* **Exercise goal**:
Where a line of the material contains the string "involved", copy that line.

* **Listing**:

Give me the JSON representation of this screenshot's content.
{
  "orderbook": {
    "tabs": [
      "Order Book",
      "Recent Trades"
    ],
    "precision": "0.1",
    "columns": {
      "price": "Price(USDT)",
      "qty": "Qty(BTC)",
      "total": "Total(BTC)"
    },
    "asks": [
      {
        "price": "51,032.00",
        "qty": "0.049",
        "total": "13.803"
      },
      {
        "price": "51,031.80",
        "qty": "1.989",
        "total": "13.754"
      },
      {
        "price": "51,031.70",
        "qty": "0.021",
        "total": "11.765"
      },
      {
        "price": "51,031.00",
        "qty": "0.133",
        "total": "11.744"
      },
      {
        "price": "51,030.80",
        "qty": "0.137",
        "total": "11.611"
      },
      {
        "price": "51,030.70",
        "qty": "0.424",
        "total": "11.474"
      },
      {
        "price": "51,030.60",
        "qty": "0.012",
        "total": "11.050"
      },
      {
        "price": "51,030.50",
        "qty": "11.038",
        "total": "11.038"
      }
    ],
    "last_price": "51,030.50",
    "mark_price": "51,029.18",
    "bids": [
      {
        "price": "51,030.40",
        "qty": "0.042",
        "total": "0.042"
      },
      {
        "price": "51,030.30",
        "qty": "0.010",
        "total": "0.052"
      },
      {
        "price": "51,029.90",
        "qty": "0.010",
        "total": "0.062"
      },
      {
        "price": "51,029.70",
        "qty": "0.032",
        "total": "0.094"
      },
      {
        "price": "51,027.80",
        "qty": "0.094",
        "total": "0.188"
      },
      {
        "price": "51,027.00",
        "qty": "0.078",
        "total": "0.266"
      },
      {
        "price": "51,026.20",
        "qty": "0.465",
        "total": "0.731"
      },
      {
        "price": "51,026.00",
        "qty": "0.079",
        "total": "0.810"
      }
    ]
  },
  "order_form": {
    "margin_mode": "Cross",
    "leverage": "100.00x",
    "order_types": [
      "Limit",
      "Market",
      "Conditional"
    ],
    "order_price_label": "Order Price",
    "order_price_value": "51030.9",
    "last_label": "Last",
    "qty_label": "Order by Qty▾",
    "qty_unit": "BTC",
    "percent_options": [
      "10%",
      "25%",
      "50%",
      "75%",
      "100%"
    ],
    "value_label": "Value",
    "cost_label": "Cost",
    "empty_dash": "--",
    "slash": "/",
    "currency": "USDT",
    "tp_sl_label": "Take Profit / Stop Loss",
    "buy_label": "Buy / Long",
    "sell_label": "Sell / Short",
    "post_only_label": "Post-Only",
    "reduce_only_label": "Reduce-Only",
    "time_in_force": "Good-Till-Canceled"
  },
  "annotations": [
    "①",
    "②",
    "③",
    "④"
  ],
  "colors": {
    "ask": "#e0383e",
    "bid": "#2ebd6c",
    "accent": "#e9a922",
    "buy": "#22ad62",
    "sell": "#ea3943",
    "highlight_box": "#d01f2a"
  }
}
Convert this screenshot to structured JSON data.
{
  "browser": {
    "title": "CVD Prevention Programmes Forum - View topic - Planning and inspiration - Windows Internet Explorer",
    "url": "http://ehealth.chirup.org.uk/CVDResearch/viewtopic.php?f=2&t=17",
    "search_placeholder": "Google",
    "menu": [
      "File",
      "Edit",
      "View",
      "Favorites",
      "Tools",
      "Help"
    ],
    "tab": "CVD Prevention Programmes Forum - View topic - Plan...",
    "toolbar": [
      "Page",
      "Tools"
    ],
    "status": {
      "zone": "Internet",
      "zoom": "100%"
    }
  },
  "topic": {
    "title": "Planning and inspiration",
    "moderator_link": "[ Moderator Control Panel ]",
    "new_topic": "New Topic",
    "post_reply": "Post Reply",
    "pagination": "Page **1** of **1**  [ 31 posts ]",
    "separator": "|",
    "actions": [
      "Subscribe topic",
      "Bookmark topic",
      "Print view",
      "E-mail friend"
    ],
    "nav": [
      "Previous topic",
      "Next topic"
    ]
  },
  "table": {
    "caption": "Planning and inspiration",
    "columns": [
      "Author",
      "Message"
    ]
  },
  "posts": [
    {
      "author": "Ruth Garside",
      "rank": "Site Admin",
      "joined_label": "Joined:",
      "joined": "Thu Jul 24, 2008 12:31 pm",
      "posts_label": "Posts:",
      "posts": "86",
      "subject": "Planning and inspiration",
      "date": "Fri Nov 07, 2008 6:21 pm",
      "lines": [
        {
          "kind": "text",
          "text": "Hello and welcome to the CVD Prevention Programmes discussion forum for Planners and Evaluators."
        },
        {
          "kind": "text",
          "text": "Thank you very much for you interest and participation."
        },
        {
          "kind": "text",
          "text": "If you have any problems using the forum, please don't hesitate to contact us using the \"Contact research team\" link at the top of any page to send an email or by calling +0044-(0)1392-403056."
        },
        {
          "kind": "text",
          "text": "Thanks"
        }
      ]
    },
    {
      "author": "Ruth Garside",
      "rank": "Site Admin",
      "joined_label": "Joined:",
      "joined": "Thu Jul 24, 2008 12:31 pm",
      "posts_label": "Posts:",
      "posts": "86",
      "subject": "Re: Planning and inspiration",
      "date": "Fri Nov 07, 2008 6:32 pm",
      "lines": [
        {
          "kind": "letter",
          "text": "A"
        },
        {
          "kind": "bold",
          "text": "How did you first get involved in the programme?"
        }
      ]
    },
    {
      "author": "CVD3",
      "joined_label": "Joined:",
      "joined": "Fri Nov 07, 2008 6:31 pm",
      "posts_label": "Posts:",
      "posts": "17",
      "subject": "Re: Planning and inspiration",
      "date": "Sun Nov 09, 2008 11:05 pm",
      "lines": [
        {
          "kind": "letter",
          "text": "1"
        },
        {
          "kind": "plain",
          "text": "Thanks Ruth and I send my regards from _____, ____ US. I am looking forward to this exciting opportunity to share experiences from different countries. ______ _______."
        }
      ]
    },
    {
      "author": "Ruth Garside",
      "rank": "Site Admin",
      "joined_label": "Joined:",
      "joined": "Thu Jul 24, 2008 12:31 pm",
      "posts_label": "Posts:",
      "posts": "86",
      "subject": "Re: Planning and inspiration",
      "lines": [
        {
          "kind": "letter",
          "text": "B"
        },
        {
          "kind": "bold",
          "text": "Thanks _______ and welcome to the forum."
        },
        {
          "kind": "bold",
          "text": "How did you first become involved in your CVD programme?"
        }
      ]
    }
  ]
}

* **Exercise output**:
          "text": "How did you first get involved in the programme?"
          "text": "How did you first become involved in your CVD programme?"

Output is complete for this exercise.